_DATASET EXCERPTS_
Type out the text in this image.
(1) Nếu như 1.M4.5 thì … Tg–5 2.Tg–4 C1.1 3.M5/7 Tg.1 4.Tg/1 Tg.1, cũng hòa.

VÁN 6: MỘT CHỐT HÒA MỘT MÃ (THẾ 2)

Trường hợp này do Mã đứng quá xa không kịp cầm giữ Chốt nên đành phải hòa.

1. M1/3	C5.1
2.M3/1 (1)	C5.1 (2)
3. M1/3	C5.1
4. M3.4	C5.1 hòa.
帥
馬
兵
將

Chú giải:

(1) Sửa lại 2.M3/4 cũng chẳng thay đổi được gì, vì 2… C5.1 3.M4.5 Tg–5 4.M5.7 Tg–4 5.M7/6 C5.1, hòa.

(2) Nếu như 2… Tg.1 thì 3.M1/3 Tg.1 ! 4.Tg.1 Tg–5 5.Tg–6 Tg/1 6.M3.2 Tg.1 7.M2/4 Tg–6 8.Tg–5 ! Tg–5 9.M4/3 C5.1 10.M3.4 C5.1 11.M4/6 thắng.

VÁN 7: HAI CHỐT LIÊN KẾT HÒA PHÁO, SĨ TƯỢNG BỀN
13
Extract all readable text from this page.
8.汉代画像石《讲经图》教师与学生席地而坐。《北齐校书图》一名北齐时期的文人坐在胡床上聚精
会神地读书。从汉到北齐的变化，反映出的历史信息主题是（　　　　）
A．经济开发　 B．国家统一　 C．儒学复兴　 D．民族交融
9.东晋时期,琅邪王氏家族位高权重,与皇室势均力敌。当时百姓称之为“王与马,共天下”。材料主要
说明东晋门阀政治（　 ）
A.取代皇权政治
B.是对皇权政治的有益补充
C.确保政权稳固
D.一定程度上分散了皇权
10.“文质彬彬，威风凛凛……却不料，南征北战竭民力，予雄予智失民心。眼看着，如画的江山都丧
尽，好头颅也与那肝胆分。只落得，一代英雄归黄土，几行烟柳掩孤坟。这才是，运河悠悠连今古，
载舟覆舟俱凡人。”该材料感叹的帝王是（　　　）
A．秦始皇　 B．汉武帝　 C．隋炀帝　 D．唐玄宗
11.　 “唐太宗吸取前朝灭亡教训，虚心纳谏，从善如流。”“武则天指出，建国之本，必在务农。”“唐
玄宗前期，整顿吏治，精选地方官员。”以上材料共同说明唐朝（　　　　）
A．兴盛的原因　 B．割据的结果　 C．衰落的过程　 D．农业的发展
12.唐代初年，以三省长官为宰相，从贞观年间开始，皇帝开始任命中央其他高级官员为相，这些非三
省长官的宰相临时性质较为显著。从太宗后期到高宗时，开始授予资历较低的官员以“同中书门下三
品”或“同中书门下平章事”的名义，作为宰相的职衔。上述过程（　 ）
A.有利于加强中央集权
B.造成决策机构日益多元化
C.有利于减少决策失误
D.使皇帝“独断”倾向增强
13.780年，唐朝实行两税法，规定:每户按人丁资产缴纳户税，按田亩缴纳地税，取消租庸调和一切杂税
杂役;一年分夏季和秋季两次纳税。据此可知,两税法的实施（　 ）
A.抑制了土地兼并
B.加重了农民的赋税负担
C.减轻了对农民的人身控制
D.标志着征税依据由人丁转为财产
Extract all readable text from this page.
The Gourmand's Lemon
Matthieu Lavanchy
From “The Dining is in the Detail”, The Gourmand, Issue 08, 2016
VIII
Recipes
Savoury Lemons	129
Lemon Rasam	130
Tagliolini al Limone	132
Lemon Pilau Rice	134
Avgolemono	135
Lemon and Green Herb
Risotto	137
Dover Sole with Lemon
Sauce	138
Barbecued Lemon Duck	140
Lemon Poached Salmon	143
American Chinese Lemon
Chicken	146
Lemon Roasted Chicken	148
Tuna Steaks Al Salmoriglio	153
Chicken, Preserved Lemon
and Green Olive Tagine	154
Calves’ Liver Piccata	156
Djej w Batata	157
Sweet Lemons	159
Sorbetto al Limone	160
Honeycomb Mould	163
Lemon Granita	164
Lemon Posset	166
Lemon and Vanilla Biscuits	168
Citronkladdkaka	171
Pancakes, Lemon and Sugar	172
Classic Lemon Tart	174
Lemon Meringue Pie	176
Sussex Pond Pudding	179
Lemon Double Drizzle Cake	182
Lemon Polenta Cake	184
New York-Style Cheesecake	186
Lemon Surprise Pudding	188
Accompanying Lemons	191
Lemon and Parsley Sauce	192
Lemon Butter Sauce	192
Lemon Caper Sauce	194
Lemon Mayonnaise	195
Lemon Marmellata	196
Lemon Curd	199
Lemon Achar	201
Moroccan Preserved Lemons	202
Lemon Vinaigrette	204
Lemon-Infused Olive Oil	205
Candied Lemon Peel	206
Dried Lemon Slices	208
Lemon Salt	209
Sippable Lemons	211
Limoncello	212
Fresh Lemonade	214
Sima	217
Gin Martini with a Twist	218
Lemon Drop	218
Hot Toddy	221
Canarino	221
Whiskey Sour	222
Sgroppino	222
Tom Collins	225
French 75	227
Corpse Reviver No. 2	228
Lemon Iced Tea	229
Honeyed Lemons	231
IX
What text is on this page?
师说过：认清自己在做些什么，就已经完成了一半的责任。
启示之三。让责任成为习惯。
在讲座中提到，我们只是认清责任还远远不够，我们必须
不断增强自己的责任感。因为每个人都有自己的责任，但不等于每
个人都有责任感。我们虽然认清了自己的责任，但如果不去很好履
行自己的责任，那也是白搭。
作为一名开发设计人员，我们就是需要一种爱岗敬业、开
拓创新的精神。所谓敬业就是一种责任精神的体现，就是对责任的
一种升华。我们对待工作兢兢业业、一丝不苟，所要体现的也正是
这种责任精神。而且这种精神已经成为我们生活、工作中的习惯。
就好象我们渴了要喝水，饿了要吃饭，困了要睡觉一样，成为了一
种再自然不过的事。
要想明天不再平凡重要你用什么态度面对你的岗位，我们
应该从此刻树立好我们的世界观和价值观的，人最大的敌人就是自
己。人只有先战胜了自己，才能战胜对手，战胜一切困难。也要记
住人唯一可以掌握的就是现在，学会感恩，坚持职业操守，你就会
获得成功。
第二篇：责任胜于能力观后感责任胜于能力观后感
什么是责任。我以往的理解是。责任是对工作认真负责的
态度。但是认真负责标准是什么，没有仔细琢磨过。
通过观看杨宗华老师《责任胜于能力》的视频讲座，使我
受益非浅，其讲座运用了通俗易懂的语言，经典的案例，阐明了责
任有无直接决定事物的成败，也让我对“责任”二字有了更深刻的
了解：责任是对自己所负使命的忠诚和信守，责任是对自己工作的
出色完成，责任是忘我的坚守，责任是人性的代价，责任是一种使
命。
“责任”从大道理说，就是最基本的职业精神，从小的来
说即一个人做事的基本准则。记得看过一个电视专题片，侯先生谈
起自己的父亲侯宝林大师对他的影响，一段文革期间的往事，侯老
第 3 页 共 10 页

_WHAT TO WORK ON_
Show the lines of the material that contain the word "Sauce".

_RESULT OF THE TASK_
Sauce	138
Lemon and Parsley Sauce	192
Lemon Butter Sauce	192
Lemon Caper Sauce	194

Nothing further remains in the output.